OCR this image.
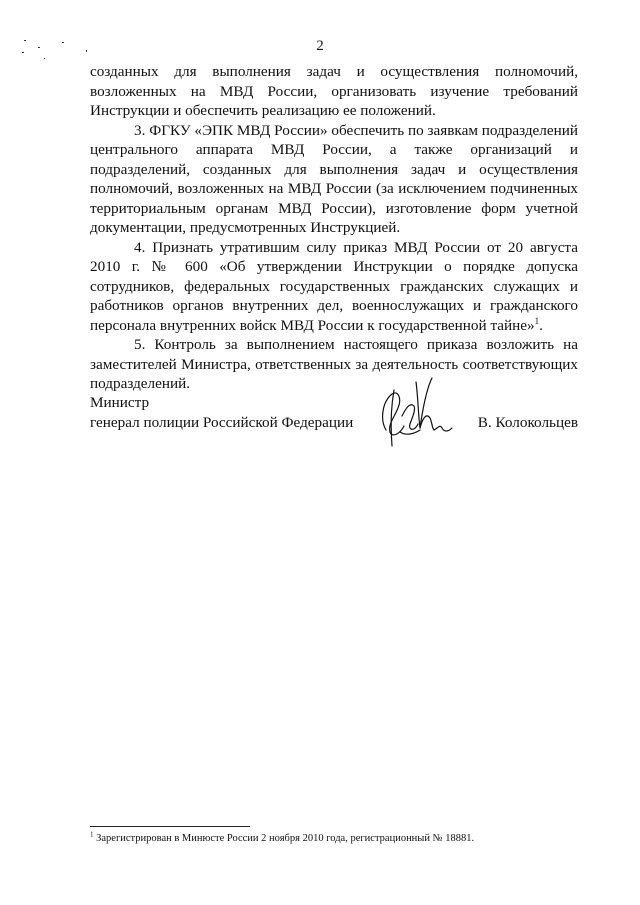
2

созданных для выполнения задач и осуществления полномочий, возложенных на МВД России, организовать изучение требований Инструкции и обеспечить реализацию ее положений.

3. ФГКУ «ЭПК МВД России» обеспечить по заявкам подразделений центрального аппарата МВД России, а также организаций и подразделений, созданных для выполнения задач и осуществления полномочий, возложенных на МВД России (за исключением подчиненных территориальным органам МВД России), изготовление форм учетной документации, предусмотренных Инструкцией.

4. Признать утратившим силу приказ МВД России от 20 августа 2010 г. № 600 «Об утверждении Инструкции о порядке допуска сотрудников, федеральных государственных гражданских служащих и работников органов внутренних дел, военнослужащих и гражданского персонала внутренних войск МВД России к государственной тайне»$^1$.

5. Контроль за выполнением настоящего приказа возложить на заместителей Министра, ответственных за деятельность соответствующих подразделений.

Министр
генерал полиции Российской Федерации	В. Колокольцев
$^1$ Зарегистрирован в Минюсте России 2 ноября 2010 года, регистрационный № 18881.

§ §

_YOUR OBJECTIVE_
Retype the listing exactly. Pictures do not belong in the copy.

_SOLVED EXERCISE_
OCR this image.
2

созданных для выполнения задач и осуществления полномочий, возложенных на МВД России, организовать изучение требований Инструкции и обеспечить реализацию ее положений.

3. ФГКУ «ЭПК МВД России» обеспечить по заявкам подразделений центрального аппарата МВД России, а также организаций и подразделений, созданных для выполнения задач и осуществления полномочий, возложенных на МВД России (за исключением подчиненных территориальным органам МВД России), изготовление форм учетной документации, предусмотренных Инструкцией.

4. Признать утратившим силу приказ МВД России от 20 августа 2010 г. № 600 «Об утверждении Инструкции о порядке допуска сотрудников, федеральных государственных гражданских служащих и работников органов внутренних дел, военнослужащих и гражданского персонала внутренних войск МВД России к государственной тайне»$^1$.

5. Контроль за выполнением настоящего приказа возложить на заместителей Министра, ответственных за деятельность соответствующих подразделений.

Министр
генерал полиции Российской Федерации	В. Колокольцев
$^1$ Зарегистрирован в Минюсте России 2 ноября 2010 года, регистрационный № 18881.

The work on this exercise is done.